- [What to produce]
Only the lines with "Cambiador" in them need to be copied from the listing.
======== Material for this exercise
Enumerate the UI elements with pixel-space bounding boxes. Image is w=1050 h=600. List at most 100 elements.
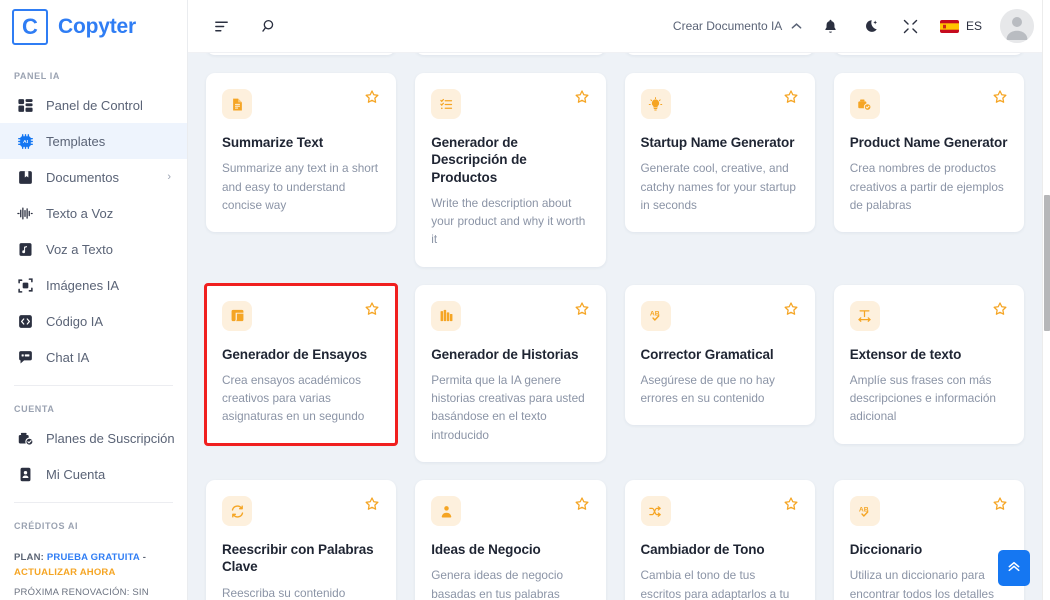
brand-name: Copyter (58, 14, 136, 38)
template-card-generador-de-ensayos[interactable]: Generador de Ensayos Crea ensayos académ… (203, 282, 399, 446)
templates-grid: Summarize Text Summarize any text in a s… (203, 53, 1024, 600)
spain-flag-icon (939, 19, 959, 33)
collapse-icon[interactable] (900, 15, 922, 37)
topbar: Crear Documento IA ES (188, 0, 1050, 53)
vertical-scrollbar[interactable] (1042, 0, 1050, 600)
sidebar-item-texto-a-voz[interactable]: Texto a Voz (0, 195, 187, 231)
template-card[interactable]: Reescribir con Palabras Clave Reescriba … (206, 480, 397, 600)
create-document-button[interactable]: Crear Documento IA (673, 19, 802, 33)
card-description: Permita que la IA genere historias creat… (431, 372, 585, 442)
star-outline-icon[interactable] (574, 496, 590, 512)
card-title: Generador de Ensayos (222, 346, 368, 362)
sidebar-item-panel-de-control[interactable]: Panel de Control (0, 87, 187, 123)
card-header (222, 496, 380, 527)
sidebar-item-label: Mi Cuenta (46, 466, 106, 482)
template-card[interactable]: Product Name Generator Crea nombres de p… (833, 73, 1024, 233)
star-outline-icon[interactable] (364, 89, 380, 105)
account-card-icon (16, 465, 34, 483)
sidebar-item-planes-de-suscripcion[interactable]: Planes de Suscripción (0, 420, 187, 456)
topbar-left-icons (188, 15, 280, 37)
language-code: ES (965, 19, 982, 33)
card-title: Cambiador de Tono (640, 542, 765, 558)
card-clipped-4[interactable] (833, 53, 1024, 55)
lightbulb-icon (640, 89, 671, 119)
sidebar-item-documentos[interactable]: Documentos › (0, 159, 187, 195)
card-description: Asegúrese de que no hay errores en su co… (640, 372, 775, 406)
avatar[interactable] (1000, 9, 1034, 43)
card-clipped-1[interactable] (206, 53, 397, 55)
template-card[interactable]: AB Corrector Gramatical Asegúrese de que… (624, 284, 815, 426)
card-title: Generador de Historias (431, 346, 579, 362)
scrollbar-thumb[interactable] (1044, 195, 1050, 331)
search-icon[interactable] (258, 15, 280, 37)
star-outline-icon[interactable] (992, 89, 1008, 105)
card-header (431, 89, 589, 119)
plan-separator: - (142, 552, 147, 563)
sidebar-section-account-label: CUENTA (14, 404, 55, 414)
sidebar-item-codigo-ia[interactable]: Código IA (0, 303, 187, 339)
credits-spacer (0, 537, 187, 549)
refresh-icon (222, 496, 252, 527)
card-title: Extensor de texto (849, 346, 962, 362)
templates-grid-scroll[interactable]: Summarize Text Summarize any text in a s… (188, 53, 1042, 600)
back-to-top-button[interactable] (998, 550, 1030, 586)
box-check-icon (849, 89, 880, 119)
card-title: Corrector Gramatical (640, 346, 774, 362)
star-outline-icon[interactable] (992, 496, 1008, 512)
star-outline-icon[interactable] (783, 496, 799, 512)
ai-chip-icon: AI (16, 132, 34, 150)
card-description: Generate cool, creative, and catchy name… (640, 161, 796, 212)
sidebar-item-imagenes-ia[interactable]: Imágenes IA (0, 267, 187, 303)
star-outline-icon[interactable] (783, 89, 799, 105)
sidebar-section-credits-label: CRÉDITOS AI (14, 521, 79, 531)
brand[interactable]: C Copyter (0, 0, 187, 53)
card-clipped-2[interactable] (415, 53, 606, 55)
list-menu-icon[interactable] (210, 15, 232, 37)
sidebar-item-mi-cuenta[interactable]: Mi Cuenta (0, 456, 187, 492)
moon-icon[interactable] (860, 15, 882, 37)
main-area: Crear Documento IA ES Summarize Text Sum… (188, 0, 1050, 600)
plan-line: PLAN: PRUEBA GRATUITA - ACTUALIZAR AHORA (14, 551, 173, 580)
sidebar-item-templates[interactable]: AI Templates (0, 123, 187, 159)
template-card[interactable]: Startup Name Generator Generate cool, cr… (624, 73, 815, 233)
template-card[interactable]: Cambiador de Tono Cambia el tono de tus … (624, 480, 815, 600)
star-outline-icon[interactable] (992, 301, 1008, 317)
card-header (849, 89, 1008, 119)
card-title: Reescribir con Palabras Clave (222, 542, 374, 575)
card-description: Summarize any text in a short and easy t… (222, 161, 379, 212)
document-text-icon (222, 89, 252, 119)
sidebar-item-voz-a-texto[interactable]: Voz a Texto (0, 231, 187, 267)
card-title: Startup Name Generator (640, 135, 795, 150)
chevron-right-icon: › (167, 171, 171, 183)
card-description: Crea nombres de productos creativos a pa… (849, 161, 1004, 212)
card-header (431, 496, 590, 527)
sidebar-item-chat-ia[interactable]: Chat IA (0, 339, 187, 375)
expand-text-icon (849, 300, 880, 331)
template-card[interactable]: AB Diccionario Utiliza un diccionario pa… (833, 480, 1024, 600)
card-clipped-3[interactable] (624, 53, 815, 55)
star-outline-icon[interactable] (364, 496, 380, 512)
star-outline-icon[interactable] (574, 89, 590, 105)
template-card[interactable]: Generador de Historias Permita que la IA… (415, 284, 606, 463)
bell-icon[interactable] (820, 15, 842, 37)
template-card[interactable]: Summarize Text Summarize any text in a s… (206, 73, 397, 233)
tone-shuffle-icon (640, 496, 671, 527)
plan-upgrade-link[interactable]: ACTUALIZAR AHORA (14, 567, 116, 578)
star-outline-icon[interactable] (574, 301, 590, 317)
chevron-up-icon[interactable] (791, 21, 802, 33)
star-outline-icon[interactable] (364, 301, 380, 317)
sidebar-item-label: Panel de Control (46, 97, 143, 113)
card-header (222, 300, 380, 331)
waveform-icon (16, 204, 34, 222)
ab-check-icon: AB (640, 300, 671, 331)
template-card[interactable]: Ideas de Negocio Genera ideas de negocio… (415, 480, 606, 600)
star-outline-icon[interactable] (783, 301, 799, 317)
brand-logo-icon: C (12, 8, 48, 45)
template-card[interactable]: Extensor de texto Amplíe sus frases con … (833, 284, 1024, 444)
language-selector[interactable]: ES (939, 19, 982, 33)
checklist-icon (431, 89, 462, 119)
template-card[interactable]: Generador de Descripción de Productos Wr… (415, 73, 606, 267)
sidebar-item-label: Planes de Suscripción (46, 430, 175, 446)
sidebar-divider-2 (14, 502, 173, 503)
documents-icon (16, 168, 34, 186)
================
- [Task answer]
card-title: Cambiador de Tono (640, 542, 765, 558)
template-card[interactable]: Cambiador de Tono Cambia el tono de tus … (624, 480, 815, 600)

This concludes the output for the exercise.